§ **WORK REQUIRED**
Your task is to repeat all of the data exactly while excluding the pictures.
########
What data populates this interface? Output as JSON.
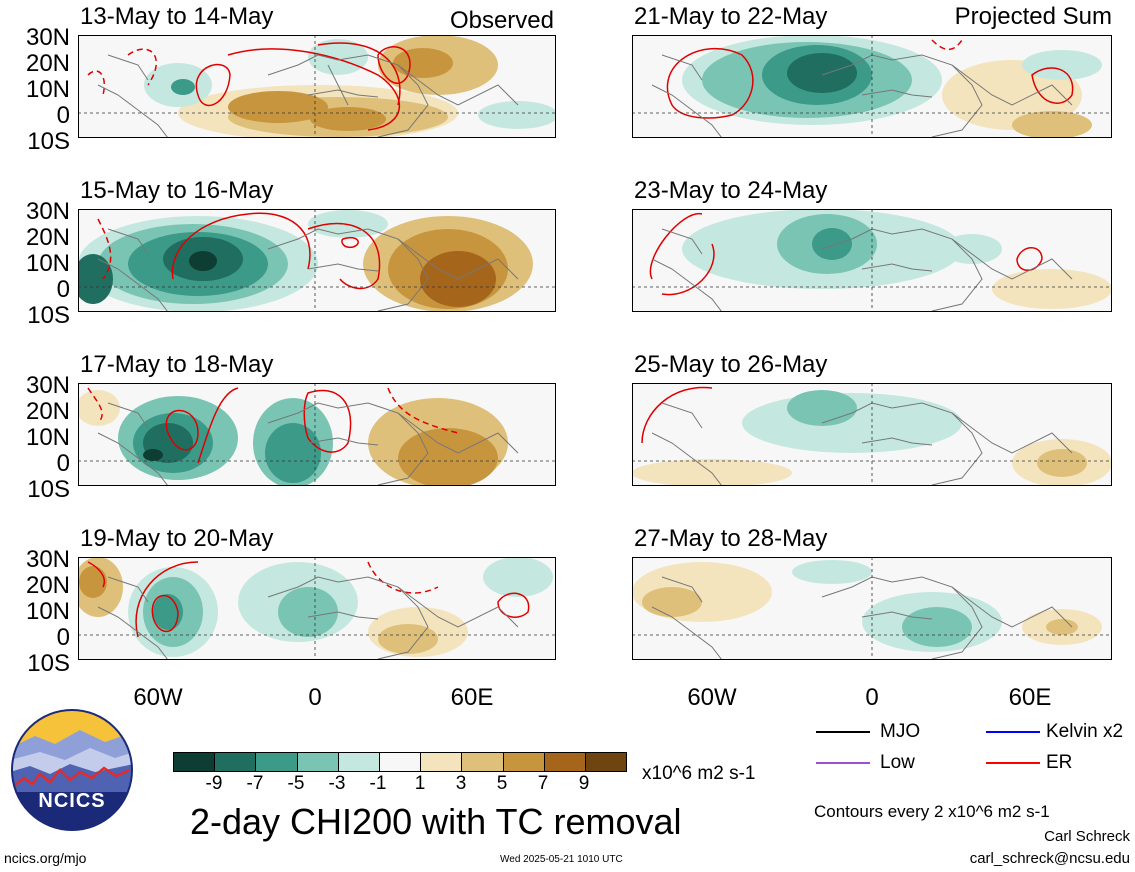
{
  "left_column": {
    "tag": "Observed",
    "panels": [
      {
        "title": "13-May to 14-May"
      },
      {
        "title": "15-May to 16-May"
      },
      {
        "title": "17-May to 18-May"
      },
      {
        "title": "19-May to 20-May"
      }
    ]
  },
  "right_column": {
    "tag": "Projected Sum",
    "panels": [
      {
        "title": "21-May to 22-May"
      },
      {
        "title": "23-May to 24-May"
      },
      {
        "title": "25-May to 26-May"
      },
      {
        "title": "27-May to 28-May"
      }
    ]
  },
  "lat_labels": [
    "30N",
    "20N",
    "10N",
    "0",
    "10S"
  ],
  "lon_labels": [
    "60W",
    "0",
    "60E"
  ],
  "legend": {
    "items": [
      {
        "label": "MJO",
        "color": "#000000"
      },
      {
        "label": "Kelvin x2",
        "color": "#0000ff"
      },
      {
        "label": "Low",
        "color": "#9a50d0"
      },
      {
        "label": "ER",
        "color": "#ff0000"
      }
    ],
    "contours_note": "Contours every 2 x10^6 m2 s-1"
  },
  "colorbar": {
    "tick_labels": [
      "-9",
      "-7",
      "-5",
      "-3",
      "-1",
      "1",
      "3",
      "5",
      "7",
      "9"
    ],
    "colors": [
      "#0d3d33",
      "#1f6e60",
      "#3c9a88",
      "#7ac4b4",
      "#c4e8df",
      "#f7f7f7",
      "#f3e4bd",
      "#dfc07a",
      "#c8953f",
      "#a5661c",
      "#6e4510"
    ],
    "units": "x10^6 m2 s-1"
  },
  "title": "2-day CHI200 with TC removal",
  "logo": {
    "text": "NCICS"
  },
  "footer": {
    "url": "ncics.org/mjo",
    "timestamp": "Wed 2025-05-21 1010 UTC",
    "author": "Carl Schreck",
    "email": "carl_schreck@ncsu.edu"
  }
}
########
§ **RESULT FOR THIS TASK**
What data populates this interface? Output as JSON.
{
  "left_column": {
    "tag": "Observed",
    "panels": [
      {
        "title": "13-May to 14-May"
      },
      {
        "title": "15-May to 16-May"
      },
      {
        "title": "17-May to 18-May"
      },
      {
        "title": "19-May to 20-May"
      }
    ]
  },
  "right_column": {
    "tag": "Projected Sum",
    "panels": [
      {
        "title": "21-May to 22-May"
      },
      {
        "title": "23-May to 24-May"
      },
      {
        "title": "25-May to 26-May"
      },
      {
        "title": "27-May to 28-May"
      }
    ]
  },
  "lat_labels": [
    "30N",
    "20N",
    "10N",
    "0",
    "10S"
  ],
  "lon_labels": [
    "60W",
    "0",
    "60E"
  ],
  "legend": {
    "items": [
      {
        "label": "MJO",
        "color": "#000000"
      },
      {
        "label": "Kelvin x2",
        "color": "#0000ff"
      },
      {
        "label": "Low",
        "color": "#9a50d0"
      },
      {
        "label": "ER",
        "color": "#ff0000"
      }
    ],
    "contours_note": "Contours every 2 x10^6 m2 s-1"
  },
  "colorbar": {
    "tick_labels": [
      "-9",
      "-7",
      "-5",
      "-3",
      "-1",
      "1",
      "3",
      "5",
      "7",
      "9"
    ],
    "colors": [
      "#0d3d33",
      "#1f6e60",
      "#3c9a88",
      "#7ac4b4",
      "#c4e8df",
      "#f7f7f7",
      "#f3e4bd",
      "#dfc07a",
      "#c8953f",
      "#a5661c",
      "#6e4510"
    ],
    "units": "x10^6 m2 s-1"
  },
  "title": "2-day CHI200 with TC removal",
  "logo": {
    "text": "NCICS"
  },
  "footer": {
    "url": "ncics.org/mjo",
    "timestamp": "Wed 2025-05-21 1010 UTC",
    "author": "Carl Schreck",
    "email": "carl_schreck@ncsu.edu"
  }
}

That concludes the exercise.